## BEGIN EXCERPTED RECORDS

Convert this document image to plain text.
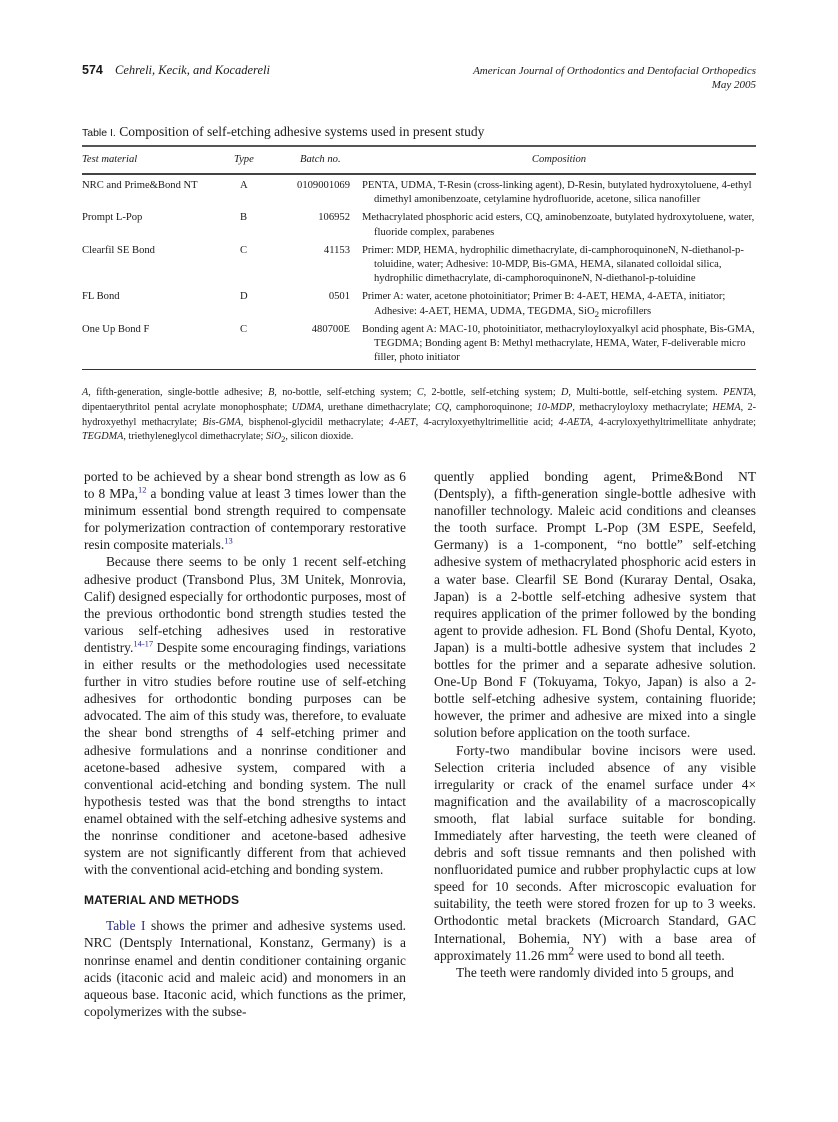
574 Cehreli, Kecik, and Kocadereli	American Journal of Orthodontics and Dentofacial Orthopedics
May 2005
Table I. Composition of self-etching adhesive systems used in present study
Test material	Type	Batch no.	Composition
NRC and Prime&Bond NT	A	0109001069	PENTA, UDMA, T-Resin (cross-linking agent), D-Resin, butylated hydroxytoluene, 4-ethyl dimethyl amonibenzoate, cetylamine hydrofluoride, acetone, silica nanofiller

Prompt L-Pop	B	106952	Methacrylated phosphoric acid esters, CQ, aminobenzoate, butylated hydroxytoluene, water, fluoride complex, parabenes

Clearfil SE Bond	C	41153	Primer: MDP, HEMA, hydrophilic dimethacrylate, di-camphoroquinoneN, N-diethanol-p-toluidine, water; Adhesive: 10-MDP, Bis-GMA, HEMA, silanated colloidal silica, hydrophilic dimethacrylate, di-camphoroquinoneN, N-diethanol-p-toluidine

FL Bond	D	0501	Primer A: water, acetone photoinitiator; Primer B: 4-AET, HEMA, 4-AETA, initiator; Adhesive: 4-AET, HEMA, UDMA, TEGDMA, SiO$_2$ microfillers

One Up Bond F	C	480700E	Bonding agent A: MAC-10, photoinitiator, methacryloyloxyalkyl acid phosphate, Bis-GMA, TEGDMA; Bonding agent B: Methyl methacrylate, HEMA, Water, F-deliverable micro filler, photo initiator
A, fifth-generation, single-bottle adhesive; B, no-bottle, self-etching system; C, 2-bottle, self-etching system; D, Multi-bottle, self-etching system. PENTA, dipentaerythritol pental acrylate monophosphate; UDMA, urethane dimethacrylate; CQ, camphoroquinone; 10-MDP, methacryloyloxy methacrylate; HEMA, 2-hydroxyethyl methacrylate; Bis-GMA, bisphenol-glycidil methacrylate; 4-AET, 4-acryloxyethyltrimellitie acid; 4-AETA, 4-acryloxyethyltrimellitate anhydrate; TEGDMA, triethyleneglycol dimethacrylate; SiO$_2$, silicon dioxide.

ported to be achieved by a shear bond strength as low as 6 to 8 MPa,$^{12}$ a bonding value at least 3 times lower than the minimum essential bond strength required to compensate for polymerization contraction of contemporary restorative resin composite materials.$^{13}$

Because there seems to be only 1 recent self-etching adhesive product (Transbond Plus, 3M Unitek, Monrovia, Calif) designed especially for orthodontic purposes, most of the previous orthodontic bond strength studies tested the various self-etching adhesives used in restorative dentistry.$^{14-17}$ Despite some encouraging findings, variations in either results or the methodologies used necessitate further in vitro studies before routine use of self-etching adhesives for orthodontic bonding purposes can be advocated. The aim of this study was, therefore, to evaluate the shear bond strengths of 4 self-etching primer and adhesive formulations and a nonrinse conditioner and acetone-based adhesive system, compared with a conventional acid-etching and bonding system. The null hypothesis tested was that the bond strengths to intact enamel obtained with the self-etching adhesive systems and the nonrinse conditioner and acetone-based adhesive system are not significantly different from that achieved with the conventional acid-etching and bonding system.

MATERIAL AND METHODS

Table I shows the primer and adhesive systems used. NRC (Dentsply International, Konstanz, Germany) is a nonrinse enamel and dentin conditioner containing organic acids (itaconic acid and maleic acid) and monomers in an aqueous base. Itaconic acid, which functions as the primer, copolymerizes with the subse-

quently applied bonding agent, Prime&Bond NT (Dentsply), a fifth-generation single-bottle adhesive with nanofiller technology. Maleic acid conditions and cleanses the tooth surface. Prompt L-Pop (3M ESPE, Seefeld, Germany) is a 1-component, “no bottle” self-etching adhesive system of methacrylated phosphoric acid esters in a water base. Clearfil SE Bond (Kuraray Dental, Osaka, Japan) is a 2-bottle self-etching adhesive system that requires application of the primer followed by the bonding agent to provide adhesion. FL Bond (Shofu Dental, Kyoto, Japan) is a multi-bottle adhesive system that includes 2 bottles for the primer and a separate adhesive solution. One-Up Bond F (Tokuyama, Tokyo, Japan) is also a 2-bottle self-etching adhesive system, containing fluoride; however, the primer and adhesive are mixed into a single solution before application on the tooth surface.

Forty-two mandibular bovine incisors were used. Selection criteria included absence of any visible irregularity or crack of the enamel surface under 4× magnification and the availability of a macroscopically smooth, flat labial surface suitable for bonding. Immediately after harvesting, the teeth were cleaned of debris and soft tissue remnants and then polished with nonfluoridated pumice and rubber prophylactic cups at low speed for 10 seconds. After microscopic evaluation for suitability, the teeth were stored frozen for up to 3 weeks. Orthodontic metal brackets (Microarch Standard, GAC International, Bohemia, NY) with a base area of approximately 11.26 $mm^2$ were used to bond all teeth.

The teeth were randomly divided into 5 groups, and
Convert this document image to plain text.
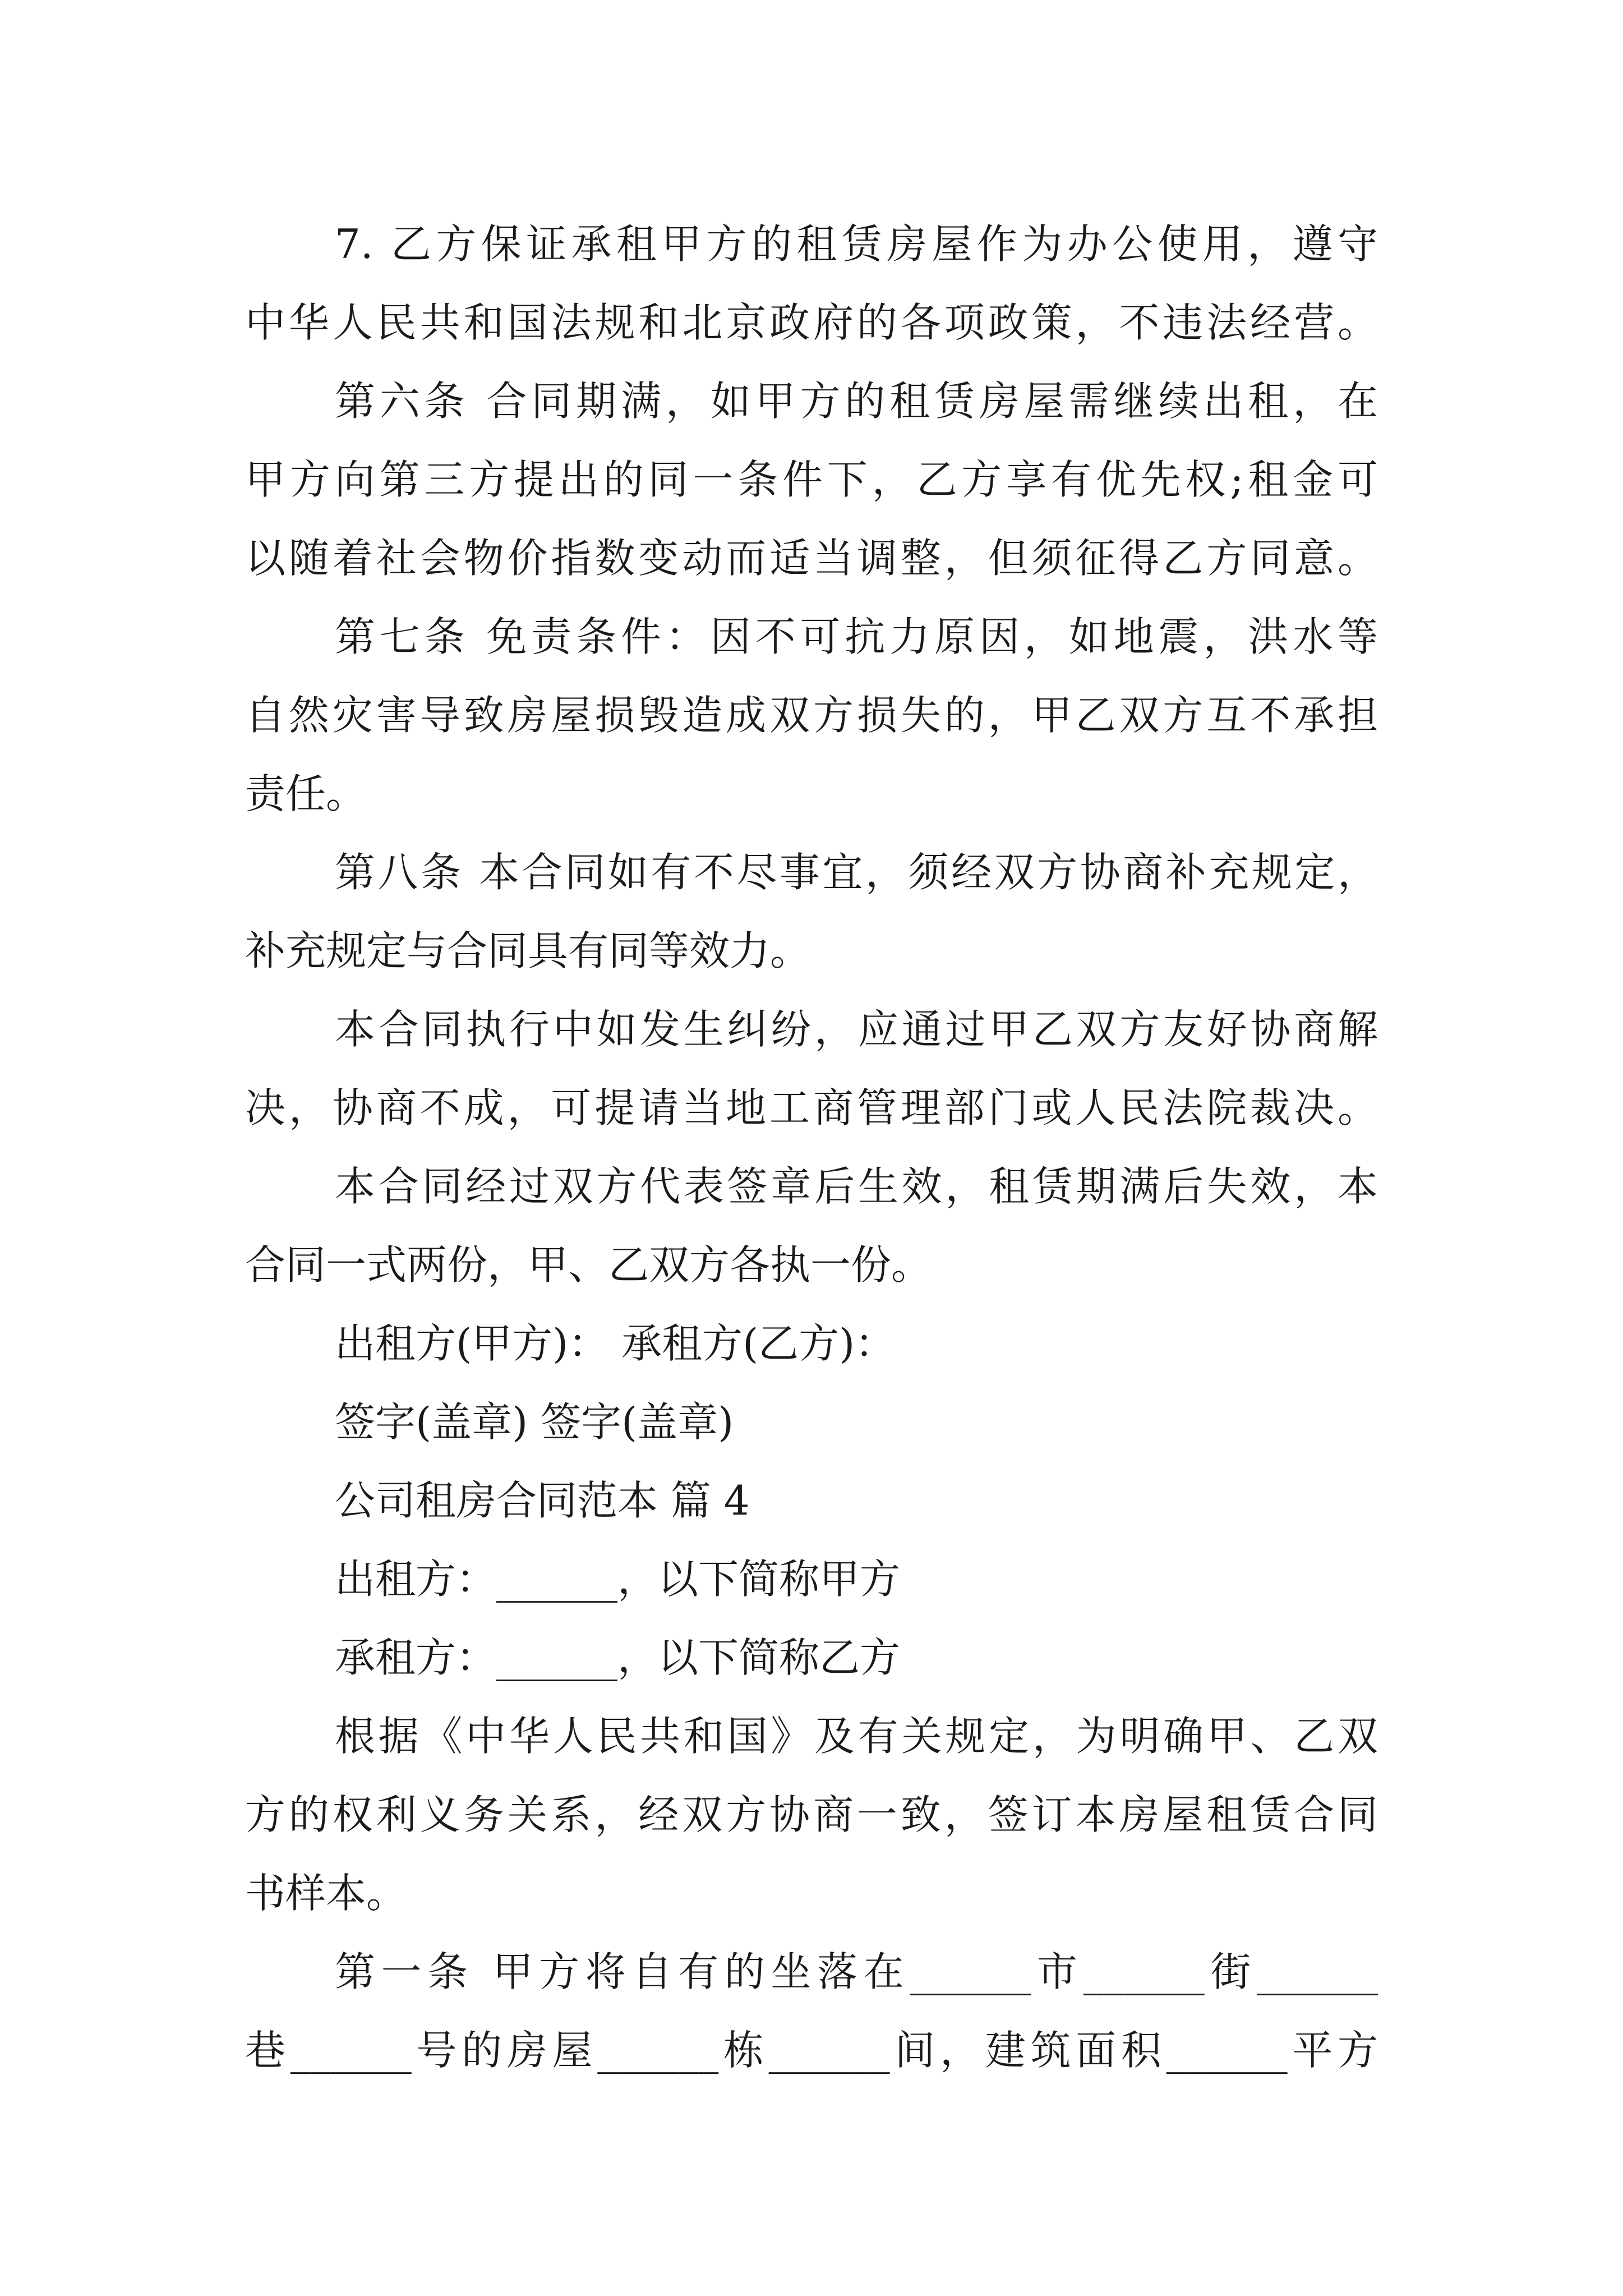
7. 乙方保证承租甲方的租赁房屋作为办公使用，遵守
中华人民共和国法规和北京政府的各项政策，不违法经营。
第六条 合同期满，如甲方的租赁房屋需继续出租，在
甲方向第三方提出的同一条件下，乙方享有优先权;租金可
以随着社会物价指数变动而适当调整，但须征得乙方同意。
第七条 免责条件：因不可抗力原因，如地震，洪水等
自然灾害导致房屋损毁造成双方损失的，甲乙双方互不承担
责任。
第八条 本合同如有不尽事宜，须经双方协商补充规定，
补充规定与合同具有同等效力。
本合同执行中如发生纠纷，应通过甲乙双方友好协商解
决，协商不成，可提请当地工商管理部门或人民法院裁决。
本合同经过双方代表签章后生效，租赁期满后失效，本
合同一式两份，甲、乙双方各执一份。
出租方(甲方)： 承租方(乙方)：
签字(盖章) 签字(盖章)
公司租房合同范本 篇 4
出租方：______，以下简称甲方
承租方：______，以下简称乙方
根据《中华人民共和国》及有关规定，为明确甲、乙双
方的权利义务关系，经双方协商一致，签订本房屋租赁合同
书样本。
第一条 甲方将自有的坐落在______市______街______
巷______号的房屋______栋______间，建筑面积______平方
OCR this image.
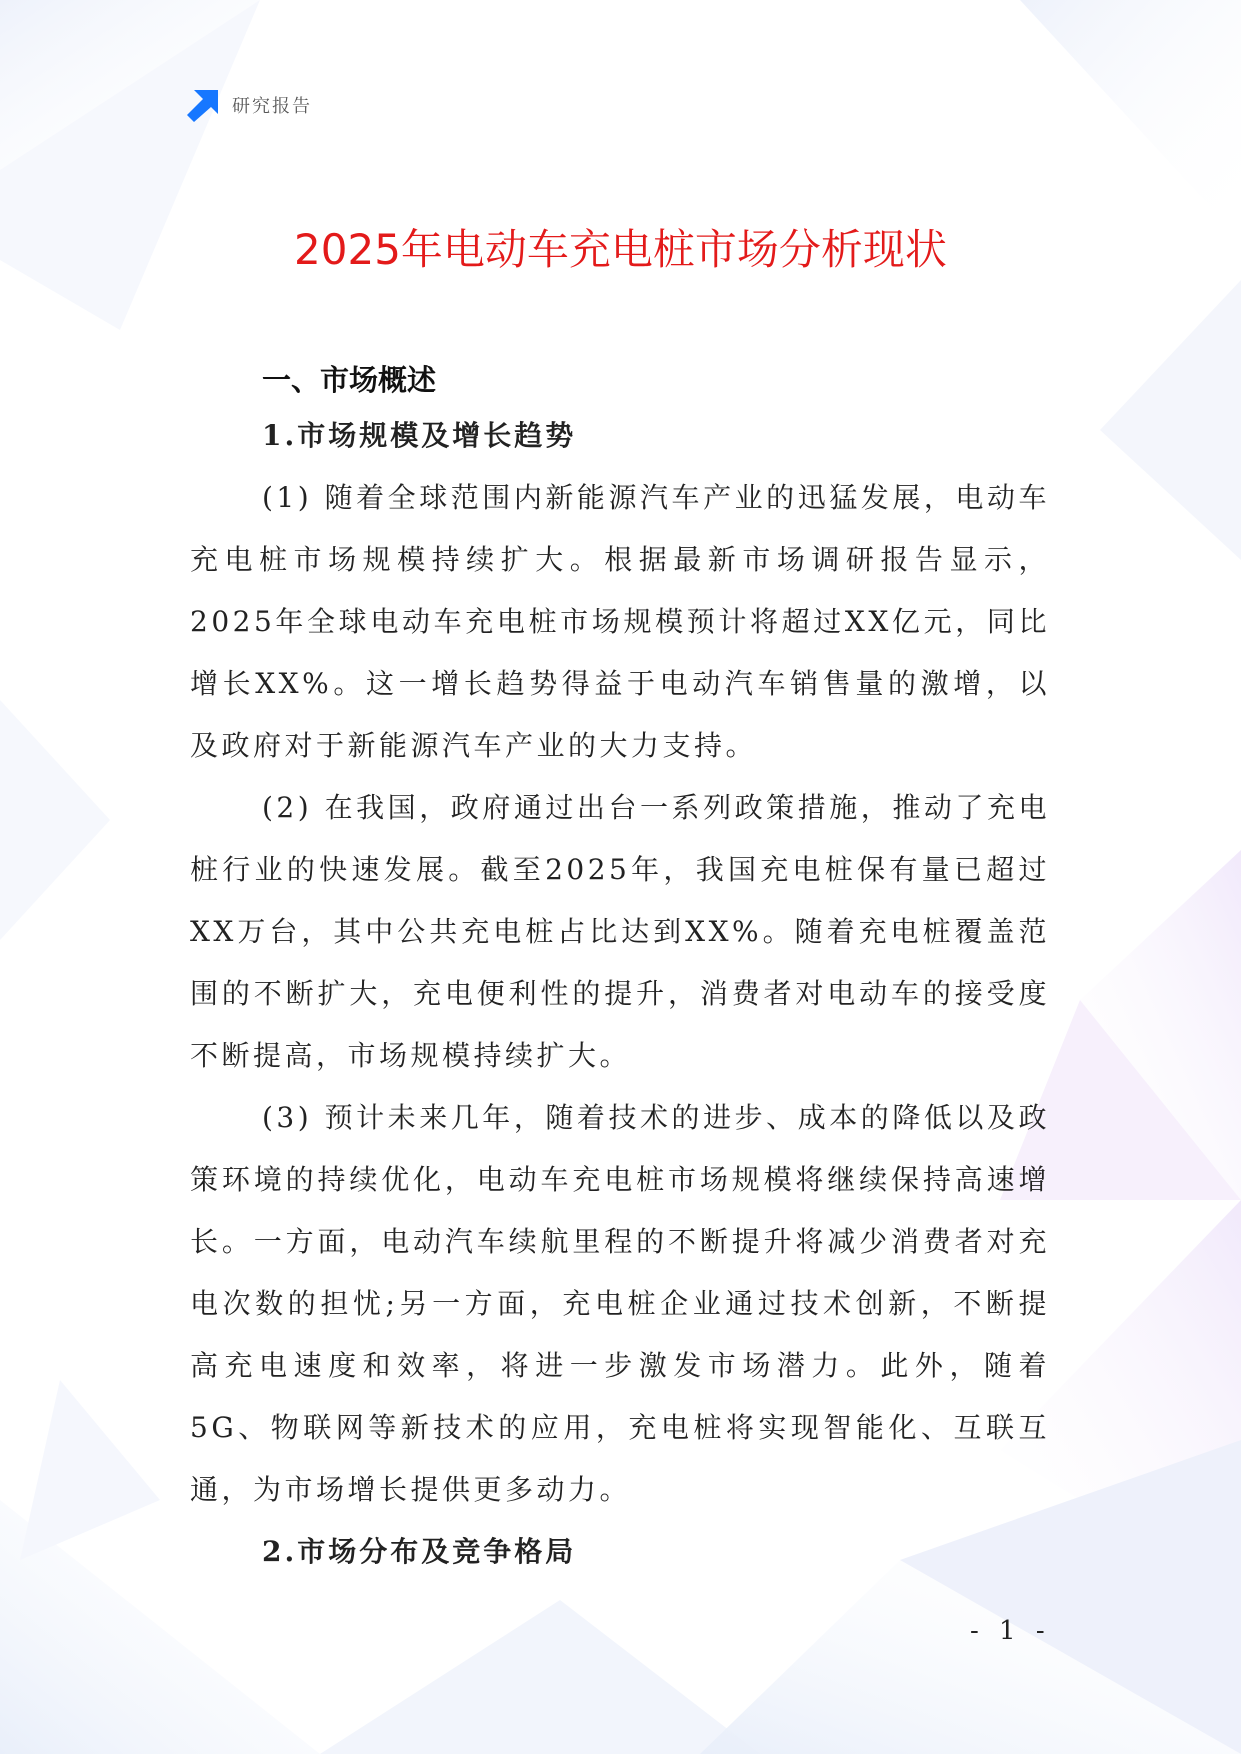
研究报告
2025年电动车充电桩市场分析现状
一、市场概述
1.市场规模及增长趋势

(1) 随着全球范围内新能源汽车产业的迅猛发展，电动车充电桩市场规模持续扩大。根据最新市场调研报告显示，2025年全球电动车充电桩市场规模预计将超过XX亿元，同比增长XX%。这一增长趋势得益于电动汽车销售量的激增，以及政府对于新能源汽车产业的大力支持。

(2) 在我国，政府通过出台一系列政策措施，推动了充电桩行业的快速发展。截至2025年，我国充电桩保有量已超过XX万台，其中公共充电桩占比达到XX%。随着充电桩覆盖范围的不断扩大，充电便利性的提升，消费者对电动车的接受度不断提高，市场规模持续扩大。

(3) 预计未来几年，随着技术的进步、成本的降低以及政策环境的持续优化，电动车充电桩市场规模将继续保持高速增长。一方面，电动汽车续航里程的不断提升将减少消费者对充电次数的担忧;另一方面，充电桩企业通过技术创新，不断提高充电速度和效率，将进一步激发市场潜力。此外，随着5G、物联网等新技术的应用，充电桩将实现智能化、互联互通，为市场增长提供更多动力。

2.市场分布及竞争格局
- 1 -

## END EXCERPTED RECORDS

**TASK BRIEF**
Working from the line that contains "OCR this image." to the last line of the listing, please quote each line exactly, pictures excluded.

**RESPONSE TO THIS EXERCISE**
OCR this image.
研究报告
2025年电动车充电桩市场分析现状
一、市场概述
1.市场规模及增长趋势

(1) 随着全球范围内新能源汽车产业的迅猛发展，电动车充电桩市场规模持续扩大。根据最新市场调研报告显示，2025年全球电动车充电桩市场规模预计将超过XX亿元，同比增长XX%。这一增长趋势得益于电动汽车销售量的激增，以及政府对于新能源汽车产业的大力支持。

(2) 在我国，政府通过出台一系列政策措施，推动了充电桩行业的快速发展。截至2025年，我国充电桩保有量已超过XX万台，其中公共充电桩占比达到XX%。随着充电桩覆盖范围的不断扩大，充电便利性的提升，消费者对电动车的接受度不断提高，市场规模持续扩大。

(3) 预计未来几年，随着技术的进步、成本的降低以及政策环境的持续优化，电动车充电桩市场规模将继续保持高速增长。一方面，电动汽车续航里程的不断提升将减少消费者对充电次数的担忧;另一方面，充电桩企业通过技术创新，不断提高充电速度和效率，将进一步激发市场潜力。此外，随着5G、物联网等新技术的应用，充电桩将实现智能化、互联互通，为市场增长提供更多动力。

2.市场分布及竞争格局
- 1 -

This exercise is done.